Enfin, les fédérations participeront à la surveillance de la chasse et à la
prévention du braconnage, grâce à des « agents de développement cynégétique »
commissionnés par elles et assermentés à cet effet sur les territoires des
propriétaires adhérents à la fédération, et uniquement sur ces
territoires-là.
M. Jean-Louis Carrère.
Remarquez bien que Mme le rapporteur n'a pas parlé de la répression !
Mme Anne Heinis,
rapporteur.
Leurs conseils d'administration seront désormais élus selon
le principe posé par l'Assemblée nationale : un chasseur - une voix, avec
possibilité de délégation.
Pour toutes les autres décisions, ce sont les statuts agréés par les ministres
chargés de la chasse, de l'agriculture et de la forêt qui définiront les
modalités de participation des adhérents, ce qui permettra de prendre en compte
la nécessaire représentation des territoires. L'ensemble des fédérations
départementales sera tenu d'adhérer à la Fédération nationale des chasseurs.
En ce qui concerne le régime des ACCA, le projet de loi reprend très largement
le dispositif de la proposition de loi sénatoriale que nous avions adoptée à
l'unanimité le 27 juin dernier.
L'Assemblée nationale a prévu en outre que le droit d'opposition cynégétique
du propriétaire ne peut faire obstacle au droit de chasser du fermier. Bien
entendu, nous avons maintenu ce droit. En revanche, nous ajouterons que ce
dernier devra se conformer aux règles et usages relatifs à la chasse sur le
territoire de l'ACCA, ce qui est la règle générale.

MATÉRIEL FOURNI »
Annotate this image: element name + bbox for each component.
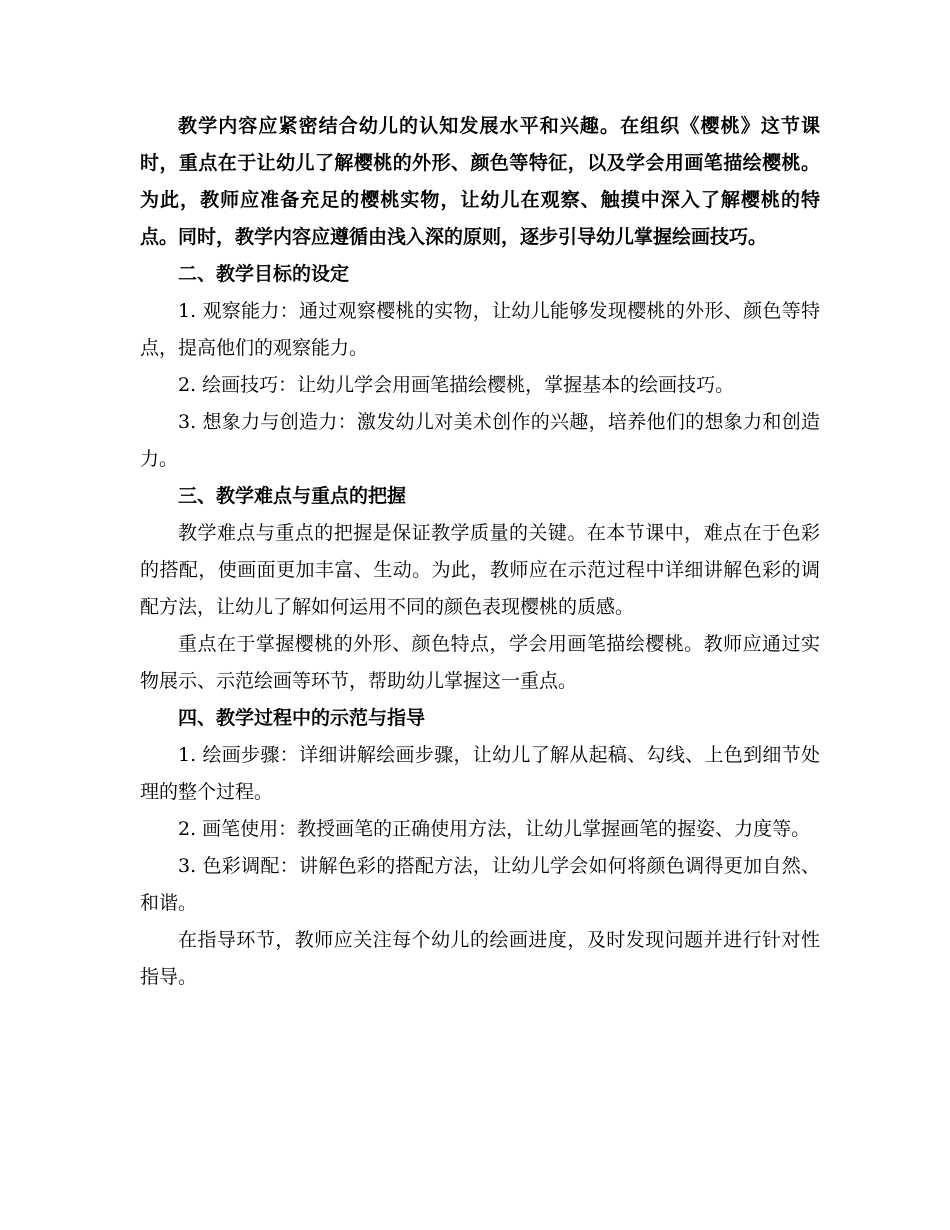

COURT EXERCICE » Pouvez-vous poursuivre l'extrait du débat sur la réforme de la chasse à partir de sa dernière phrase ?

RÉPONSE À L'EXERCICE »
S'agissant des périodes de chasse, le texte tel qu'il nous a été transmis par
l'Assemblée nationale soulève d'importantes difficultés, tout le monde le
sait.
A cet égard, le dispositif de l'article 10, relatif aux périodes de chasse aux
oiseaux migrateurs, qui renvoie à un décret le soin de déterminer les dates
d'ouverture et de fermeture est inacceptable, car, de nouveau, cela déclenchera
immédiatement d'interminables séries de procès, déjà annoncés par les
représentants des groupes « anti-chasse ». J'ai auditionné ces derniers et ils
m'ont aimablement prévenue. Ils m'ont dit - je n'invente rien ! - que, dès le
lendemain du jour où des arrêtés seront pris, ils les attaqueront. Nous sommes
obligés de tenir compte de cette déclaration. Je le déplore vivement, mais nous
en sommes là.
Nous devons sortir de l'impasse dans laquelle nous a menés le Gouvernement par
son refus de justifier le bien-fondé de notre mise en oeuvre de la directive «
Oiseaux » auprès de la Commission européenne, car la transposition n'a pas été
faite, comme cela aurait dû être le cas.
Ces refus successifs sont à la source de nos contentieux avec l'Europe et, par
ricochet, ont conduit à l'arrêt du Conseil d'Etat du 3 décembre 1999. Il faudra
bien sortir de cette situation !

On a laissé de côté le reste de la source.